◆ Data shown:

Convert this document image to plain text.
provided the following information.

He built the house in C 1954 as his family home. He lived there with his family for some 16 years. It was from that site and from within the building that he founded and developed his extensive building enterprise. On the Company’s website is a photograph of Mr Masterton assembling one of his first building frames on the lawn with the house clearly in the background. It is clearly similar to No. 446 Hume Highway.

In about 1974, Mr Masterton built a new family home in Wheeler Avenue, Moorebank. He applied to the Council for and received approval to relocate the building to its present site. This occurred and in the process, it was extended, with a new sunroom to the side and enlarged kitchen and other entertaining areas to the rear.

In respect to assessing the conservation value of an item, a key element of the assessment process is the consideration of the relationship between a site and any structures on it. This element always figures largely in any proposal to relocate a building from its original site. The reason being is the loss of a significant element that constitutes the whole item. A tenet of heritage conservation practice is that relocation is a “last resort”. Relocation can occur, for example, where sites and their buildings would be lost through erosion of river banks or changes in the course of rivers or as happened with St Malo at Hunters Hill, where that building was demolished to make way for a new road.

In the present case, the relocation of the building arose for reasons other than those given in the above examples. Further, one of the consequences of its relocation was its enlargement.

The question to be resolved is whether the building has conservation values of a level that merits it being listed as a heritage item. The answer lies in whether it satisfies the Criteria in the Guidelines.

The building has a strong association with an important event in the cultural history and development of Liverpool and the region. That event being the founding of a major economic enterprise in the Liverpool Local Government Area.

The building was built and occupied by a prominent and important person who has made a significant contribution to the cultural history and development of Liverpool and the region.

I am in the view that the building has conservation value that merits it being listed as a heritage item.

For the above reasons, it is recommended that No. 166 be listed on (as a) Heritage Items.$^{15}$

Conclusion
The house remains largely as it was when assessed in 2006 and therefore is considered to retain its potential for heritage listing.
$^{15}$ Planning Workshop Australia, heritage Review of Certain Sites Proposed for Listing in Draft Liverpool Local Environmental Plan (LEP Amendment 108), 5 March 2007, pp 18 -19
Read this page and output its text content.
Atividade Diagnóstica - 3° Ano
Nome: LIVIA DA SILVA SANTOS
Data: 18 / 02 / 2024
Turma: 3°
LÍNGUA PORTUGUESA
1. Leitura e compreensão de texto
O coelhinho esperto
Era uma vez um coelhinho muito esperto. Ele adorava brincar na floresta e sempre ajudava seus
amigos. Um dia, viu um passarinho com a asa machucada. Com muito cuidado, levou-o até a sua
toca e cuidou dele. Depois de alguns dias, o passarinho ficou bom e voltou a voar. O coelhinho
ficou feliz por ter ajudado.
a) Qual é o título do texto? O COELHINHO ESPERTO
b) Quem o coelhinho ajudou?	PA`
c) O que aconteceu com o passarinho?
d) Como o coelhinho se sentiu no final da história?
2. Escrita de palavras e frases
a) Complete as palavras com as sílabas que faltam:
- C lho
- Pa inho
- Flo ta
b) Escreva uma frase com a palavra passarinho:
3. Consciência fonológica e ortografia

◆ Problem description: Extract every record. Keep wording exact.

◆ Exercise output:
Convert this document image to plain text.
provided the following information.

He built the house in C 1954 as his family home. He lived there with his family for some 16 years. It was from that site and from within the building that he founded and developed his extensive building enterprise. On the Company’s website is a photograph of Mr Masterton assembling one of his first building frames on the lawn with the house clearly in the background. It is clearly similar to No. 446 Hume Highway.

In about 1974, Mr Masterton built a new family home in Wheeler Avenue, Moorebank. He applied to the Council for and received approval to relocate the building to its present site. This occurred and in the process, it was extended, with a new sunroom to the side and enlarged kitchen and other entertaining areas to the rear.

In respect to assessing the conservation value of an item, a key element of the assessment process is the consideration of the relationship between a site and any structures on it. This element always figures largely in any proposal to relocate a building from its original site. The reason being is the loss of a significant element that constitutes the whole item. A tenet of heritage conservation practice is that relocation is a “last resort”. Relocation can occur, for example, where sites and their buildings would be lost through erosion of river banks or changes in the course of rivers or as happened with St Malo at Hunters Hill, where that building was demolished to make way for a new road.

In the present case, the relocation of the building arose for reasons other than those given in the above examples. Further, one of the consequences of its relocation was its enlargement.

The question to be resolved is whether the building has conservation values of a level that merits it being listed as a heritage item. The answer lies in whether it satisfies the Criteria in the Guidelines.

The building has a strong association with an important event in the cultural history and development of Liverpool and the region. That event being the founding of a major economic enterprise in the Liverpool Local Government Area.

The building was built and occupied by a prominent and important person who has made a significant contribution to the cultural history and development of Liverpool and the region.

I am in the view that the building has conservation value that merits it being listed as a heritage item.

For the above reasons, it is recommended that No. 166 be listed on (as a) Heritage Items.$^{15}$

Conclusion
The house remains largely as it was when assessed in 2006 and therefore is considered to retain its potential for heritage listing.
$^{15}$ Planning Workshop Australia, heritage Review of Certain Sites Proposed for Listing in Draft Liverpool Local Environmental Plan (LEP Amendment 108), 5 March 2007, pp 18 -19
Read this page and output its text content.
Atividade Diagnóstica - 3° Ano
Nome: LIVIA DA SILVA SANTOS
Data: 18 / 02 / 2024
Turma: 3°
LÍNGUA PORTUGUESA
1. Leitura e compreensão de texto
O coelhinho esperto
Era uma vez um coelhinho muito esperto. Ele adorava brincar na floresta e sempre ajudava seus
amigos. Um dia, viu um passarinho com a asa machucada. Com muito cuidado, levou-o até a sua
toca e cuidou dele. Depois de alguns dias, o passarinho ficou bom e voltou a voar. O coelhinho
ficou feliz por ter ajudado.
a) Qual é o título do texto? O COELHINHO ESPERTO
b) Quem o coelhinho ajudou?	PA`
c) O que aconteceu com o passarinho?
d) Como o coelhinho se sentiu no final da história?
2. Escrita de palavras e frases
a) Complete as palavras com as sílabas que faltam:
- C lho
- Pa inho
- Flo ta
b) Escreva uma frase com a palavra passarinho:
3. Consciência fonológica e ortografia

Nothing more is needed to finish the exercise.